Transcribe every line of the listing below without any deviation.

>>

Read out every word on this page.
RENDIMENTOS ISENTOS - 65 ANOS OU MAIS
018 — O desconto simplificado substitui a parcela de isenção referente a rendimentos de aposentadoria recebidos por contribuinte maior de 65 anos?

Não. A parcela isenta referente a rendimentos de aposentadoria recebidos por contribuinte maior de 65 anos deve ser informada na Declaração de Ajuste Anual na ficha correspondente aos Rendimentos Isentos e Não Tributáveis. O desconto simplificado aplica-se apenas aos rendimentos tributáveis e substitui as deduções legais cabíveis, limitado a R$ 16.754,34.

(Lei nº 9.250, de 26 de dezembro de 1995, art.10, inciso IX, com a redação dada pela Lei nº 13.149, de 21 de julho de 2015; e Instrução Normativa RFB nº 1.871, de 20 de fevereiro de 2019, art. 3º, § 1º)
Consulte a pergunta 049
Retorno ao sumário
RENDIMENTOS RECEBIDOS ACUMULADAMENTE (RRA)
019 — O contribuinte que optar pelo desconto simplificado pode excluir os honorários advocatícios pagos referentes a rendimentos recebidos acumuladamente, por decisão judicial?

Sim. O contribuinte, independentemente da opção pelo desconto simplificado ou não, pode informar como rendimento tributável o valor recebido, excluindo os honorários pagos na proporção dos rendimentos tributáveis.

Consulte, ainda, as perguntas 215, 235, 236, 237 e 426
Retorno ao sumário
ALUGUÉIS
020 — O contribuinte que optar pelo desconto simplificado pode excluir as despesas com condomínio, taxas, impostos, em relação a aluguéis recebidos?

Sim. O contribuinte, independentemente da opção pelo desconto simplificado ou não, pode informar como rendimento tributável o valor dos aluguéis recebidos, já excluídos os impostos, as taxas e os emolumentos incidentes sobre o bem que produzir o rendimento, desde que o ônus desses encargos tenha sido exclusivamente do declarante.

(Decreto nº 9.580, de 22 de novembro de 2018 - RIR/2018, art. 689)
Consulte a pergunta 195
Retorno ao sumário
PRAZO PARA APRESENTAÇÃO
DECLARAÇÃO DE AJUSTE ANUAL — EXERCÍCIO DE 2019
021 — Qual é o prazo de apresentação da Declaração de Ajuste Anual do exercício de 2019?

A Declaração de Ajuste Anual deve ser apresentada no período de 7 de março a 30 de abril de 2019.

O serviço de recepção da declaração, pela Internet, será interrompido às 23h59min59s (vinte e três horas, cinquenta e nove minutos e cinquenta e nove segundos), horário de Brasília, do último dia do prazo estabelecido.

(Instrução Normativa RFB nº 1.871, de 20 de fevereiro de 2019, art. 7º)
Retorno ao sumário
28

<<

OUTPUT FOR THIS EXERCISE:
Read out every word on this page.
RENDIMENTOS ISENTOS - 65 ANOS OU MAIS
018 — O desconto simplificado substitui a parcela de isenção referente a rendimentos de aposentadoria recebidos por contribuinte maior de 65 anos?

Não. A parcela isenta referente a rendimentos de aposentadoria recebidos por contribuinte maior de 65 anos deve ser informada na Declaração de Ajuste Anual na ficha correspondente aos Rendimentos Isentos e Não Tributáveis. O desconto simplificado aplica-se apenas aos rendimentos tributáveis e substitui as deduções legais cabíveis, limitado a R$ 16.754,34.

(Lei nº 9.250, de 26 de dezembro de 1995, art.10, inciso IX, com a redação dada pela Lei nº 13.149, de 21 de julho de 2015; e Instrução Normativa RFB nº 1.871, de 20 de fevereiro de 2019, art. 3º, § 1º)
Consulte a pergunta 049
Retorno ao sumário
RENDIMENTOS RECEBIDOS ACUMULADAMENTE (RRA)
019 — O contribuinte que optar pelo desconto simplificado pode excluir os honorários advocatícios pagos referentes a rendimentos recebidos acumuladamente, por decisão judicial?

Sim. O contribuinte, independentemente da opção pelo desconto simplificado ou não, pode informar como rendimento tributável o valor recebido, excluindo os honorários pagos na proporção dos rendimentos tributáveis.

Consulte, ainda, as perguntas 215, 235, 236, 237 e 426
Retorno ao sumário
ALUGUÉIS
020 — O contribuinte que optar pelo desconto simplificado pode excluir as despesas com condomínio, taxas, impostos, em relação a aluguéis recebidos?

Sim. O contribuinte, independentemente da opção pelo desconto simplificado ou não, pode informar como rendimento tributável o valor dos aluguéis recebidos, já excluídos os impostos, as taxas e os emolumentos incidentes sobre o bem que produzir o rendimento, desde que o ônus desses encargos tenha sido exclusivamente do declarante.

(Decreto nº 9.580, de 22 de novembro de 2018 - RIR/2018, art. 689)
Consulte a pergunta 195
Retorno ao sumário
PRAZO PARA APRESENTAÇÃO
DECLARAÇÃO DE AJUSTE ANUAL — EXERCÍCIO DE 2019
021 — Qual é o prazo de apresentação da Declaração de Ajuste Anual do exercício de 2019?

A Declaração de Ajuste Anual deve ser apresentada no período de 7 de março a 30 de abril de 2019.

O serviço de recepção da declaração, pela Internet, será interrompido às 23h59min59s (vinte e três horas, cinquenta e nove minutos e cinquenta e nove segundos), horário de Brasília, do último dia do prazo estabelecido.

(Instrução Normativa RFB nº 1.871, de 20 de fevereiro de 2019, art. 7º)
Retorno ao sumário
28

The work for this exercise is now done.